- [RECORD EXTRACTS]:
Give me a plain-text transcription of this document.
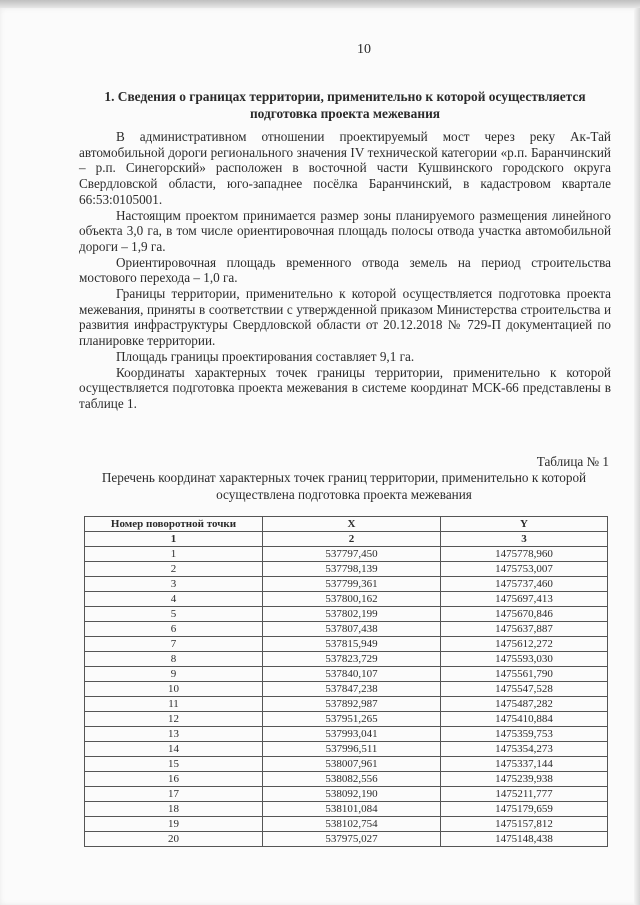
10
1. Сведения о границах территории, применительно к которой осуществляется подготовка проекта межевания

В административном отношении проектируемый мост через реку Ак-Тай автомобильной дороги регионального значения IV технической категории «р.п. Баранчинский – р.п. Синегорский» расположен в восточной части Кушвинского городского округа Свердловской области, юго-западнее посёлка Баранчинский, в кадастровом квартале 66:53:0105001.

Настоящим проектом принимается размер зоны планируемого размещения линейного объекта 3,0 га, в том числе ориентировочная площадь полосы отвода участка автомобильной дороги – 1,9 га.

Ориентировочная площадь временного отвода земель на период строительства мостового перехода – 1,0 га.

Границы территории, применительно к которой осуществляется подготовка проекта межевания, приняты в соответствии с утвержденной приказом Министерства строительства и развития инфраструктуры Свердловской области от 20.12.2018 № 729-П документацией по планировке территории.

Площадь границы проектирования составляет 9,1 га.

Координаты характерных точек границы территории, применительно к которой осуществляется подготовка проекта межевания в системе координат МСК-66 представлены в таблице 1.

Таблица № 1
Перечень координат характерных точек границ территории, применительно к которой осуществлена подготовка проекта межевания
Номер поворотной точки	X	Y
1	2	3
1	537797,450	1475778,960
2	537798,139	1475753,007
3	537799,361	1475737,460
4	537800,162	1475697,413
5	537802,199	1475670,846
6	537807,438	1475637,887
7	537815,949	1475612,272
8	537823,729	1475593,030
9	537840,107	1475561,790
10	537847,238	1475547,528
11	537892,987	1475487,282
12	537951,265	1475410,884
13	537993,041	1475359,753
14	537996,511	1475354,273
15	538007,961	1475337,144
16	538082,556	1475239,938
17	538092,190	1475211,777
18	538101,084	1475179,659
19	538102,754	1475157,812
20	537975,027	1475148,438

- [EXERCISE TASK]: Transcribe the records above exactly, leaving out every picture.

- [FULL ANSWER]:
Give me a plain-text transcription of this document.
10
1. Сведения о границах территории, применительно к которой осуществляется подготовка проекта межевания

В административном отношении проектируемый мост через реку Ак-Тай автомобильной дороги регионального значения IV технической категории «р.п. Баранчинский – р.п. Синегорский» расположен в восточной части Кушвинского городского округа Свердловской области, юго-западнее посёлка Баранчинский, в кадастровом квартале 66:53:0105001.

Настоящим проектом принимается размер зоны планируемого размещения линейного объекта 3,0 га, в том числе ориентировочная площадь полосы отвода участка автомобильной дороги – 1,9 га.

Ориентировочная площадь временного отвода земель на период строительства мостового перехода – 1,0 га.

Границы территории, применительно к которой осуществляется подготовка проекта межевания, приняты в соответствии с утвержденной приказом Министерства строительства и развития инфраструктуры Свердловской области от 20.12.2018 № 729-П документацией по планировке территории.

Площадь границы проектирования составляет 9,1 га.

Координаты характерных точек границы территории, применительно к которой осуществляется подготовка проекта межевания в системе координат МСК-66 представлены в таблице 1.

Таблица № 1
Перечень координат характерных точек границ территории, применительно к которой осуществлена подготовка проекта межевания
Номер поворотной точки	X	Y
1	2	3
1	537797,450	1475778,960
2	537798,139	1475753,007
3	537799,361	1475737,460
4	537800,162	1475697,413
5	537802,199	1475670,846
6	537807,438	1475637,887
7	537815,949	1475612,272
8	537823,729	1475593,030
9	537840,107	1475561,790
10	537847,238	1475547,528
11	537892,987	1475487,282
12	537951,265	1475410,884
13	537993,041	1475359,753
14	537996,511	1475354,273
15	538007,961	1475337,144
16	538082,556	1475239,938
17	538092,190	1475211,777
18	538101,084	1475179,659
19	538102,754	1475157,812
20	537975,027	1475148,438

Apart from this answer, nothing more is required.